• **Challenge**: Sift the material for lines containing "การบร", and return them.

• **Records for the exercise**:
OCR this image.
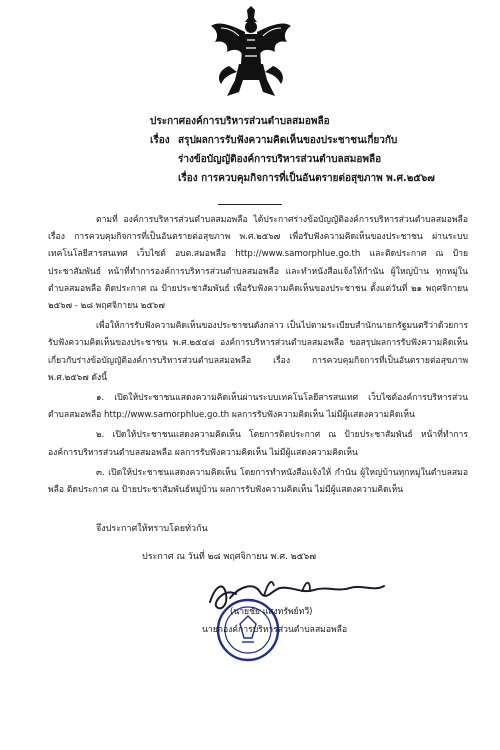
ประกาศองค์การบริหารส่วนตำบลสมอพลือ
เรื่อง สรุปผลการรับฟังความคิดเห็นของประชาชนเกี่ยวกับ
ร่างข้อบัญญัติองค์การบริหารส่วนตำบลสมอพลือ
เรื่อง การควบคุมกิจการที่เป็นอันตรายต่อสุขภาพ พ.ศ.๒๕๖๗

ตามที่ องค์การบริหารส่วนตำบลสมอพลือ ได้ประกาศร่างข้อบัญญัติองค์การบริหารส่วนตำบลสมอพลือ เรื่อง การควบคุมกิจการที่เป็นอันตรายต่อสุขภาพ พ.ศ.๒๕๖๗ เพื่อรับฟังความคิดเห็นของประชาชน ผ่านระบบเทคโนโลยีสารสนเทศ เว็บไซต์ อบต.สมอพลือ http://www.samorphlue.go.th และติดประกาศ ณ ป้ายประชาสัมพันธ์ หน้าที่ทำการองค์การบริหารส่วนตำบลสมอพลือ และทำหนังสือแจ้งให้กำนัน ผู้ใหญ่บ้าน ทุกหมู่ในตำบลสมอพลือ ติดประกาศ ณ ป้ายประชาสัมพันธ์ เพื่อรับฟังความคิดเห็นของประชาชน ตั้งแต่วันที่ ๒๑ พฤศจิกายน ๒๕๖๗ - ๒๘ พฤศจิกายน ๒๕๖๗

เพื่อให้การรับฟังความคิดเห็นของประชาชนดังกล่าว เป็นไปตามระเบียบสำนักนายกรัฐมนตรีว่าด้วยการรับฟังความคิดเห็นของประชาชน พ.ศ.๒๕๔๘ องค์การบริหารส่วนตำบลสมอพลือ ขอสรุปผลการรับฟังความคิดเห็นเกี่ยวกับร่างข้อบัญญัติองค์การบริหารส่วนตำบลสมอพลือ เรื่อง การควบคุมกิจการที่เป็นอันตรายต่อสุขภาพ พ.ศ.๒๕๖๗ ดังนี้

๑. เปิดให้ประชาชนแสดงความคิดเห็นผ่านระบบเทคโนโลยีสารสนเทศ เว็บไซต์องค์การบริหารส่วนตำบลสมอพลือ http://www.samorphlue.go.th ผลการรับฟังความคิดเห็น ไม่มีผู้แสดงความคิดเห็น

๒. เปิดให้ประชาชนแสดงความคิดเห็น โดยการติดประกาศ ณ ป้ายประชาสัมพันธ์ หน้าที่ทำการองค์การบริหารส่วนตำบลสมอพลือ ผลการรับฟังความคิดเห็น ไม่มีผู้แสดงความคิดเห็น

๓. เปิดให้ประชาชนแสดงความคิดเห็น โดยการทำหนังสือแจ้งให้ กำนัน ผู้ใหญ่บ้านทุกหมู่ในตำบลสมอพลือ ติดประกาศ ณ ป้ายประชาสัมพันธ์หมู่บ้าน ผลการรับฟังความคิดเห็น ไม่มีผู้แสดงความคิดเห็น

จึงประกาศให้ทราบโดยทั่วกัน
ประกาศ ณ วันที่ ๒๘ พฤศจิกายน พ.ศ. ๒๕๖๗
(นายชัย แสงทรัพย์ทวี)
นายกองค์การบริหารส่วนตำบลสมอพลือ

• **Final result**:
ประกาศองค์การบริหารส่วนตำบลสมอพลือ
ร่างข้อบัญญัติองค์การบริหารส่วนตำบลสมอพลือ
ตามที่ องค์การบริหารส่วนตำบลสมอพลือ ได้ประกาศร่างข้อบัญญัติองค์การบริหารส่วนตำบลสมอพลือ เรื่อง การควบคุมกิจการที่เป็นอันตรายต่อสุขภาพ พ.ศ.๒๕๖๗ เพื่อรับฟังความคิดเห็นของประชาชน ผ่านระบบเทคโนโลยีสารสนเทศ เว็บไซต์ อบต.สมอพลือ http://www.samorphlue.go.th และติดประกาศ ณ ป้ายประชาสัมพันธ์ หน้าที่ทำการองค์การบริหารส่วนตำบลสมอพลือ และทำหนังสือแจ้งให้กำนัน ผู้ใหญ่บ้าน ทุกหมู่ในตำบลสมอพลือ ติดประกาศ ณ ป้ายประชาสัมพันธ์ เพื่อรับฟังความคิดเห็นของประชาชน ตั้งแต่วันที่ ๒๑ พฤศจิกายน ๒๕๖๗ - ๒๘ พฤศจิกายน ๒๕๖๗
เพื่อให้การรับฟังความคิดเห็นของประชาชนดังกล่าว เป็นไปตามระเบียบสำนักนายกรัฐมนตรีว่าด้วยการรับฟังความคิดเห็นของประชาชน พ.ศ.๒๕๔๘ องค์การบริหารส่วนตำบลสมอพลือ ขอสรุปผลการรับฟังความคิดเห็นเกี่ยวกับร่างข้อบัญญัติองค์การบริหารส่วนตำบลสมอพลือ เรื่อง การควบคุมกิจการที่เป็นอันตรายต่อสุขภาพ พ.ศ.๒๕๖๗ ดังนี้
๑. เปิดให้ประชาชนแสดงความคิดเห็นผ่านระบบเทคโนโลยีสารสนเทศ เว็บไซต์องค์การบริหารส่วนตำบลสมอพลือ http://www.samorphlue.go.th ผลการรับฟังความคิดเห็น ไม่มีผู้แสดงความคิดเห็น
๒. เปิดให้ประชาชนแสดงความคิดเห็น โดยการติดประกาศ ณ ป้ายประชาสัมพันธ์ หน้าที่ทำการองค์การบริหารส่วนตำบลสมอพลือ ผลการรับฟังความคิดเห็น ไม่มีผู้แสดงความคิดเห็น
นายกองค์การบริหารส่วนตำบลสมอพลือ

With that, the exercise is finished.